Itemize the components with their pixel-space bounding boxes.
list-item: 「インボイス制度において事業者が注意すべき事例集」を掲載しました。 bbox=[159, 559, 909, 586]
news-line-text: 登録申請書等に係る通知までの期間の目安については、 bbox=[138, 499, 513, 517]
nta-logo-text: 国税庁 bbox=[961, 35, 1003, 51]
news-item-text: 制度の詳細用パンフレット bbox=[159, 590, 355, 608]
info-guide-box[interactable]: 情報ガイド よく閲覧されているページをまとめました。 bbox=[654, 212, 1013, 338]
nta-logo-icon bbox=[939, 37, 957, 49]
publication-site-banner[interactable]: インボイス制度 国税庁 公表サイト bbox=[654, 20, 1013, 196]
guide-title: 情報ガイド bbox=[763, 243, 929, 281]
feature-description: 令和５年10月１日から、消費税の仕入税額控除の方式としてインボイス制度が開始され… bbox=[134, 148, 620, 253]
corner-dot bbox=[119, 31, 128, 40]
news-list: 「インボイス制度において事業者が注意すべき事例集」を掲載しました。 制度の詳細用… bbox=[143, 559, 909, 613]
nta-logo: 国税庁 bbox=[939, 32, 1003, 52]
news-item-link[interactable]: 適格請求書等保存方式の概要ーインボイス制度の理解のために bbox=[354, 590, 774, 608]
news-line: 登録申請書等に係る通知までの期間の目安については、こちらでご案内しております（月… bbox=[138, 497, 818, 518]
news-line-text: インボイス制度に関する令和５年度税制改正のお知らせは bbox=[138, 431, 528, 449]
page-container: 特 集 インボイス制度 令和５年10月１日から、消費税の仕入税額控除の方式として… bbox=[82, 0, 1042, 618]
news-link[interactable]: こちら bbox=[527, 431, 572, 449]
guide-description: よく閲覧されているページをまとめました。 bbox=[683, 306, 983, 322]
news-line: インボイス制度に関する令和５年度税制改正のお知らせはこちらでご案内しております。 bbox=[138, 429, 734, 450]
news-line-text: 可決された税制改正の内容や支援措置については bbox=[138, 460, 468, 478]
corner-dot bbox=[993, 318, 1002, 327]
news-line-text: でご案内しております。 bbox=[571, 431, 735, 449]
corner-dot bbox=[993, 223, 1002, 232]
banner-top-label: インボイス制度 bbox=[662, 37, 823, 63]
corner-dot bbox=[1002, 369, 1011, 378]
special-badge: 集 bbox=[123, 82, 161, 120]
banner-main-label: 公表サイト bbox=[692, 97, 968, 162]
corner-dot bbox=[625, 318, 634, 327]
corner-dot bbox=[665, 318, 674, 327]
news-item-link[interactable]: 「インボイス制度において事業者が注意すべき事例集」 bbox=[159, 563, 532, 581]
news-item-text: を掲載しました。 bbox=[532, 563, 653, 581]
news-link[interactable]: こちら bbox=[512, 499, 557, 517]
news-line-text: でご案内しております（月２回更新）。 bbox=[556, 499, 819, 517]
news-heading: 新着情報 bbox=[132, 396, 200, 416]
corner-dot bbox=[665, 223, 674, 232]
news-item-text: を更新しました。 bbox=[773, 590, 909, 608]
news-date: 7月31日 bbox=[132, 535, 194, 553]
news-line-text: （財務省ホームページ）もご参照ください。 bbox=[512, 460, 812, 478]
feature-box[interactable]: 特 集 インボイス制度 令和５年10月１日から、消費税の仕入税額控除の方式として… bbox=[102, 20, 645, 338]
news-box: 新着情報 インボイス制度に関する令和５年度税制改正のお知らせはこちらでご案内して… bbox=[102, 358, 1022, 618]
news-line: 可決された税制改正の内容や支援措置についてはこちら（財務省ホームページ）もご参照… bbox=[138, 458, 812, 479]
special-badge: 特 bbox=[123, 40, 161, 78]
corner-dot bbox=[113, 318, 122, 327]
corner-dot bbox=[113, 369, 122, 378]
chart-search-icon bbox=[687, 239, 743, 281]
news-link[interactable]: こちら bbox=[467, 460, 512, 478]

____

#### Exercise instructions
Render every line of the data above as a JSON list of strings, one string per line, leaving out blank lines.

#### Exercise response
[
  "Itemize the components with their pixel-space bounding boxes.",
  "list-item: 「インボイス制度において事業者が注意すべき事例集」を掲載しました。 bbox=[159, 559, 909, 586]",
  "news-line-text: 登録申請書等に係る通知までの期間の目安については、 bbox=[138, 499, 513, 517]",
  "nta-logo-text: 国税庁 bbox=[961, 35, 1003, 51]",
  "news-item-text: 制度の詳細用パンフレット bbox=[159, 590, 355, 608]",
  "info-guide-box[interactable]: 情報ガイド よく閲覧されているページをまとめました。 bbox=[654, 212, 1013, 338]",
  "nta-logo-icon bbox=[939, 37, 957, 49]",
  "publication-site-banner[interactable]: インボイス制度 国税庁 公表サイト bbox=[654, 20, 1013, 196]",
  "guide-title: 情報ガイド bbox=[763, 243, 929, 281]",
  "feature-description: 令和５年10月１日から、消費税の仕入税額控除の方式としてインボイス制度が開始され… bbox=[134, 148, 620, 253]",
  "corner-dot bbox=[119, 31, 128, 40]",
  "news-list: 「インボイス制度において事業者が注意すべき事例集」を掲載しました。 制度の詳細用… bbox=[143, 559, 909, 613]",
  "nta-logo: 国税庁 bbox=[939, 32, 1003, 52]",
  "news-item-link[interactable]: 適格請求書等保存方式の概要ーインボイス制度の理解のために bbox=[354, 590, 774, 608]",
  "news-line: 登録申請書等に係る通知までの期間の目安については、こちらでご案内しております（月… bbox=[138, 497, 818, 518]",
  "news-line-text: インボイス制度に関する令和５年度税制改正のお知らせは bbox=[138, 431, 528, 449]",
  "page-container: 特 集 インボイス制度 令和５年10月１日から、消費税の仕入税額控除の方式として… bbox=[82, 0, 1042, 618]",
  "news-link[interactable]: こちら bbox=[527, 431, 572, 449]",
  "guide-description: よく閲覧されているページをまとめました。 bbox=[683, 306, 983, 322]",
  "news-line: インボイス制度に関する令和５年度税制改正のお知らせはこちらでご案内しております。 bbox=[138, 429, 734, 450]",
  "news-line-text: 可決された税制改正の内容や支援措置については bbox=[138, 460, 468, 478]",
  "corner-dot bbox=[993, 318, 1002, 327]",
  "news-line-text: でご案内しております。 bbox=[571, 431, 735, 449]",
  "corner-dot bbox=[993, 223, 1002, 232]",
  "banner-top-label: インボイス制度 bbox=[662, 37, 823, 63]",
  "corner-dot bbox=[1002, 369, 1011, 378]",
  "special-badge: 集 bbox=[123, 82, 161, 120]",
  "banner-main-label: 公表サイト bbox=[692, 97, 968, 162]",
  "corner-dot bbox=[625, 318, 634, 327]",
  "corner-dot bbox=[665, 318, 674, 327]",
  "news-item-link[interactable]: 「インボイス制度において事業者が注意すべき事例集」 bbox=[159, 563, 532, 581]",
  "news-item-text: を掲載しました。 bbox=[532, 563, 653, 581]",
  "news-link[interactable]: こちら bbox=[512, 499, 557, 517]",
  "news-line-text: でご案内しております（月２回更新）。 bbox=[556, 499, 819, 517]",
  "news-heading: 新着情報 bbox=[132, 396, 200, 416]",
  "corner-dot bbox=[665, 223, 674, 232]",
  "news-item-text: を更新しました。 bbox=[773, 590, 909, 608]",
  "news-date: 7月31日 bbox=[132, 535, 194, 553]",
  "news-line-text: （財務省ホームページ）もご参照ください。 bbox=[512, 460, 812, 478]",
  "feature-box[interactable]: 特 集 インボイス制度 令和５年10月１日から、消費税の仕入税額控除の方式として… bbox=[102, 20, 645, 338]",
  "news-box: 新着情報 インボイス制度に関する令和５年度税制改正のお知らせはこちらでご案内して… bbox=[102, 358, 1022, 618]",
  "news-line: 可決された税制改正の内容や支援措置についてはこちら（財務省ホームページ）もご参照… bbox=[138, 458, 812, 479]",
  "special-badge: 特 bbox=[123, 40, 161, 78]",
  "corner-dot bbox=[113, 318, 122, 327]",
  "corner-dot bbox=[113, 369, 122, 378]",
  "chart-search-icon bbox=[687, 239, 743, 281]",
  "news-link[interactable]: こちら bbox=[467, 460, 512, 478]"
]